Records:
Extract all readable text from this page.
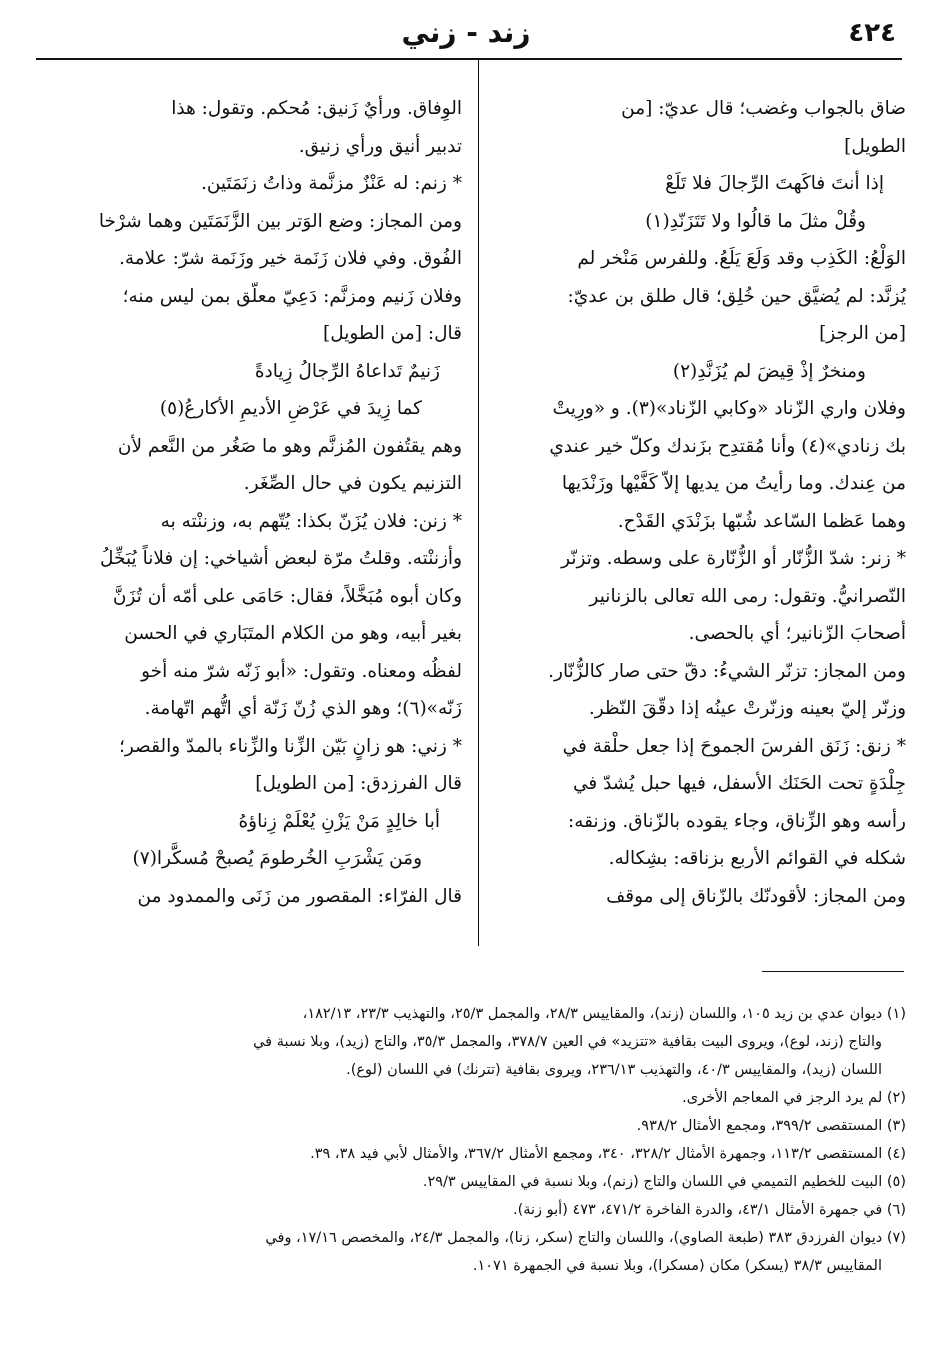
٤٢٤
زند - زني
ضاق بالجواب وغضب؛ قال عديّ: [من
الطويل]
إذا أنتَ فاكَهتَ الرِّجالَ فلا تَلَعْ
وقُلْ مثلَ ما قالُوا ولا تَتَزَنّدِ(١)
الوَلْعُ: الكَذِب وقد وَلَعَ يَلَعُ. وللفرس مَنْخر لم
يُزنَّد: لم يُضيَّق حين خُلِق؛ قال طلق بن عديّ:
[من الرجز]
ومنخرٌ إذْ قِيضَ لم يُزَنَّدِ(٢)
وفلان واري الزّناد «وكابي الزّناد»(٣). و «ورِيتْ
بك زنادي»(٤) وأنا مُقتدِح بزَندك وكلّ خير عندي
من عِندك. وما رأيتُ من يديها إلاّ كَفَّيْها وزَنْدَيها
وهما عَظما السّاعد شُبّها بزَنْدَي القَدْح.
* زنر: شدّ الزُّنّار أو الزُّنّارة على وسطه. وتزنّر
النّصرانيُّ. وتقول: رمى الله تعالى بالزنانير
أصحابَ الزّنانير؛ أي بالحصى.
ومن المجاز: تزنّر الشيءُ: دقّ حتى صار كالزُّنّار.
وزنّر إليّ بعينه وزنّرتْ عينُه إذا دقّقَ النّظر.
* زنق: زَنَق الفرسَ الجموحَ إذا جعل حلْقة في
جِلْدَةٍ تحت الحَنَك الأسفل، فيها حبل يُشدّ في
رأسه وهو الزِّناق، وجاء يقوده بالزّناق. وزنقه:
شكله في القوائم الأربع بزناقه: بشِكاله.
ومن المجاز: لأقودنّك بالزّناق إلى موقف
الوِفاق. ورأيٌ زَنيق: مُحكم. وتقول: هذا
تدبير أنيق ورأي زنيق.
* زنم: له عَنْزٌ مزنَّمة وذاتُ زنَمَتَين.
ومن المجاز: وضع الوَتر بين الزَّنَمَتَين وهما شرْخا
الفُوق. وفي فلان زَنَمة خير وزَنَمة شرّ: علامة.
وفلان زَنيم ومزنَّم: دَعِيّ معلّق بمن ليس منه؛
قال: [من الطويل]
زَنيمٌ تَداعاهُ الرِّجالُ زِيادةً
كما زِيدَ في عَرْضِ الأديمِ الأكارعُ(٥)
وهم يقتُفون المُزنَّم وهو ما صَغُر من النَّعم لأن
التزنيم يكون في حال الصِّغَر.
* زنن: فلان يُزَنّ بكذا: يُتّهم به، وزننْته به
وأزننْته. وقلتُ مرّة لبعض أشياخي: إن فلاناً يُبَخِّلُ
وكان أبوه مُبَخَّلاً، فقال: حَامَى على أمّه أن تُزَنَّ
بغير أبيه، وهو من الكلام المتَبَاري في الحسن
لفظُه ومعناه. وتقول: «أبو زَنّه شرّ منه أخو
زَنّه»(٦)؛ وهو الذي زُنّ زَنّة أي اتُّهم اتّهامة.
* زني: هو زانٍ بَيّن الزِّنا والزِّناء بالمدّ والقصر؛
قال الفرزدق: [من الطويل]
أبا خالِدٍ مَنْ يَزْنِ يُعْلَمْ زِناؤهُ
ومَن يَشْرَبِ الخُرطومَ يُصبحْ مُسكَّرا(٧)
قال الفرّاء: المقصور من زَنَى والممدود من
(١) ديوان عدي بن زيد ١٠٥، واللسان (زند)، والمقاييس ٢٨/٣، والمجمل ٢٥/٣، والتهذيب ٢٣/٣، ١٨٢/١٣،
والتاج (زند، لوع)، ويروى البيت بقافية «تتزيد» في العين ٣٧٨/٧، والمجمل ٣٥/٣، والتاج (زيد)، وبلا نسبة في
اللسان (زيد)، والمقاييس ٤٠/٣، والتهذيب ٢٣٦/١٣، ويروى بقافية (تترنك) في اللسان (لوع).
(٢) لم يرد الرجز في المعاجم الأخرى.
(٣) المستقصى ٣٩٩/٢، ومجمع الأمثال ٩٣٨/٢.
(٤) المستقصى ١١٣/٢، وجمهرة الأمثال ٣٢٨/٢، ٣٤٠، ومجمع الأمثال ٣٦٧/٢، والأمثال لأبي فيد ٣٨، ٣٩.
(٥) البيت للخطيم التميمي في اللسان والتاج (زنم)، وبلا نسبة في المقاييس ٢٩/٣.
(٦) في جمهرة الأمثال ٤٣/١، والدرة الفاخرة ٤٧١/٢، ٤٧٣ (أبو زنة).
(٧) ديوان الفرزدق ٣٨٣ (طبعة الصاوي)، واللسان والتاج (سكر، زنا)، والمجمل ٢٤/٣، والمخصص ١٧/١٦، وفي
المقاييس ٣٨/٣ (يسكر) مكان (مسكرا)، وبلا نسبة في الجمهرة ١٠٧١.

## Problem:
Read through the data and copy every line where "وبلا" shows up.

## Task solution:
والتاج (زند، لوع)، ويروى البيت بقافية «تتزيد» في العين ٣٧٨/٧، والمجمل ٣٥/٣، والتاج (زيد)، وبلا نسبة في
(٥) البيت للخطيم التميمي في اللسان والتاج (زنم)، وبلا نسبة في المقاييس ٢٩/٣.
المقاييس ٣٨/٣ (يسكر) مكان (مسكرا)، وبلا نسبة في الجمهرة ١٠٧١.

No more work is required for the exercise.